▸ **EXERCISE**
How many lines of the entries below include the word "What"? Answer with the number alone.

● ● ● ● ●

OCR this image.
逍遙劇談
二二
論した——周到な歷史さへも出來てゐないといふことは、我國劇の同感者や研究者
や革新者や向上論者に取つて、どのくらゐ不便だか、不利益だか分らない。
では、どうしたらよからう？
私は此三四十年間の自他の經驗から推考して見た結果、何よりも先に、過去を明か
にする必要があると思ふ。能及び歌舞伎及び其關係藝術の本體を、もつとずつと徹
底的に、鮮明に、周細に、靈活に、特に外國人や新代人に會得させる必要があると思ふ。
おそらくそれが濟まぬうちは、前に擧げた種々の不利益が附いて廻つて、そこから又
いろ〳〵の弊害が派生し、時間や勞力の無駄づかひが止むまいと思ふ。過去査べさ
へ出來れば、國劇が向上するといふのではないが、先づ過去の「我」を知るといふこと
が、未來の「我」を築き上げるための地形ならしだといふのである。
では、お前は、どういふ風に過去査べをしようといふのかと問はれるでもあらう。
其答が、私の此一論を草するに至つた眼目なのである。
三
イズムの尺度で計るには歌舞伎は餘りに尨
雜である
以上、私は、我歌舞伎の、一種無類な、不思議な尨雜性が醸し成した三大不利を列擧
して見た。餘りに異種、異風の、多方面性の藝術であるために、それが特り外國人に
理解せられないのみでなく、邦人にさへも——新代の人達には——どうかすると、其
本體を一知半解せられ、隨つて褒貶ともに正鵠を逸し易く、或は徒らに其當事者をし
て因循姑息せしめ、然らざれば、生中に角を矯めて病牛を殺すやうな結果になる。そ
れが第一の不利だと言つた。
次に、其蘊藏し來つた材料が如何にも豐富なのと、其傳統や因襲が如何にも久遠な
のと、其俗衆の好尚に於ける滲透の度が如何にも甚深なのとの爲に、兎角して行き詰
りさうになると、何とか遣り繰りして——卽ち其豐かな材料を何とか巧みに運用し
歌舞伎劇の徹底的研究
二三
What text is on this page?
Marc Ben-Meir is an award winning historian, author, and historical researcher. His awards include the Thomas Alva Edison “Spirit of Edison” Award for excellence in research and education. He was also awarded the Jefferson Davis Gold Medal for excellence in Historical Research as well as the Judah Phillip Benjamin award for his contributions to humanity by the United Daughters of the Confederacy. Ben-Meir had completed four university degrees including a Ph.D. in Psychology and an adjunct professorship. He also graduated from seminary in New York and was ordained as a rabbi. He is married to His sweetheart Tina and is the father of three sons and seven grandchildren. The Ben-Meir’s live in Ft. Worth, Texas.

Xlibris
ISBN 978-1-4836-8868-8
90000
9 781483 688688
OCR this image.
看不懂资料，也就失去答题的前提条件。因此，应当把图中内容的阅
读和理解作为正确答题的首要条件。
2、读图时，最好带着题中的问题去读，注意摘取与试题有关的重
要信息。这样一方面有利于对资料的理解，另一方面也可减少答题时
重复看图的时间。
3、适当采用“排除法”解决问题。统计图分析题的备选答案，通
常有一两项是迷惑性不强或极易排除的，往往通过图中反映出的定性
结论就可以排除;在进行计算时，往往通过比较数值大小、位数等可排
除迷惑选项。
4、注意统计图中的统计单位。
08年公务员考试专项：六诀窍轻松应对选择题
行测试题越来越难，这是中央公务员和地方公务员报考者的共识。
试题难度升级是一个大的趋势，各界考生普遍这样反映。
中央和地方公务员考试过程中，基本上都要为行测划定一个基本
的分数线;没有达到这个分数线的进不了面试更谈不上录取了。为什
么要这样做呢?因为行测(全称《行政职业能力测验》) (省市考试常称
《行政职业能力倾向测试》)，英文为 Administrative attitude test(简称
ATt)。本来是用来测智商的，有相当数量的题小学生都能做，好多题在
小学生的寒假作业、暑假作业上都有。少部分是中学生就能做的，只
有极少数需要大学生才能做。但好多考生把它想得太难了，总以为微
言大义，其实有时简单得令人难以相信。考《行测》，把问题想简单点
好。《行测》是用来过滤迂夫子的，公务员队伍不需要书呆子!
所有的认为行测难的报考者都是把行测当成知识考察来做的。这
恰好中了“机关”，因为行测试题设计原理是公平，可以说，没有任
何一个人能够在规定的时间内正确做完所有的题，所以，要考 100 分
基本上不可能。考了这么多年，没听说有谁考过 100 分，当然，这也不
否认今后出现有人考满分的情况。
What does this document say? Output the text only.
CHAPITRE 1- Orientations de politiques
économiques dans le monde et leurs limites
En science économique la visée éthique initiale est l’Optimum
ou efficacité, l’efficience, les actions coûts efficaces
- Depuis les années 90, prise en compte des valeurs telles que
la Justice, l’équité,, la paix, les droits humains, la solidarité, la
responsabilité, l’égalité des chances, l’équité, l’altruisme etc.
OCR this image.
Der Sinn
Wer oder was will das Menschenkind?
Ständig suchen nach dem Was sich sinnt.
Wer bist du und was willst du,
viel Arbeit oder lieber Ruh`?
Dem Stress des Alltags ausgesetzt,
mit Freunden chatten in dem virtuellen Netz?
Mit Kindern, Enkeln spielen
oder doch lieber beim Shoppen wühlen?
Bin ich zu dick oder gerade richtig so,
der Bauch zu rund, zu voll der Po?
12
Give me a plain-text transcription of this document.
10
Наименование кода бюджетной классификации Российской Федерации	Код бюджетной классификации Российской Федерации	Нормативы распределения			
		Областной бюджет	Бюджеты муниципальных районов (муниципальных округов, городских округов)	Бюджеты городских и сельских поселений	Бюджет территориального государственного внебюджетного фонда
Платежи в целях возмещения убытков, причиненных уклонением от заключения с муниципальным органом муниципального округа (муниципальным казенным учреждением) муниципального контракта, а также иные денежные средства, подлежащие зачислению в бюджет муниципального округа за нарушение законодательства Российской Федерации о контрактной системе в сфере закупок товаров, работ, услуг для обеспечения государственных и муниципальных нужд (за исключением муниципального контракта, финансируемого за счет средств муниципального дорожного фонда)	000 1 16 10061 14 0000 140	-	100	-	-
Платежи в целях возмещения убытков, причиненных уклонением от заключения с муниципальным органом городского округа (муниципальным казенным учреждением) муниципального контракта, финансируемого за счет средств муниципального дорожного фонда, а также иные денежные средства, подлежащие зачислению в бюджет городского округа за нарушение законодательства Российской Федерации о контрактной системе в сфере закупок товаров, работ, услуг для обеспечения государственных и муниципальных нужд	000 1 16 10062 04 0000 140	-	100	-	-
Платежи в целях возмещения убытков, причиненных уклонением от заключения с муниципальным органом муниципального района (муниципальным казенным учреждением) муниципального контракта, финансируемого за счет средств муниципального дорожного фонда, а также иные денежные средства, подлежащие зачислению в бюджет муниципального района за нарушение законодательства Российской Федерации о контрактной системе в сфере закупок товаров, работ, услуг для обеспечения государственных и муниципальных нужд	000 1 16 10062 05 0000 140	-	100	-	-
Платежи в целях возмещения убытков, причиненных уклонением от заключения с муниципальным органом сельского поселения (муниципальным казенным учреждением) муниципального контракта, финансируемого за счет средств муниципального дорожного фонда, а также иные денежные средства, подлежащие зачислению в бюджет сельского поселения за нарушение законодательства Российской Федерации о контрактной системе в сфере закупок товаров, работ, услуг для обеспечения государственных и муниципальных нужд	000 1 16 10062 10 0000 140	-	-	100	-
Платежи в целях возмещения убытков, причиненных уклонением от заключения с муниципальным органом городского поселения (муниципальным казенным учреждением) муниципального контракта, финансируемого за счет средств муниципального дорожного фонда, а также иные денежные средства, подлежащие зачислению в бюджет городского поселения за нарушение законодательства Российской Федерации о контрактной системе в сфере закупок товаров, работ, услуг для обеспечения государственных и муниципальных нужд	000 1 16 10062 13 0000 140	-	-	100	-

● ● ● ● ●

▸ **SOLUTION TO THIS EXERCISE**
2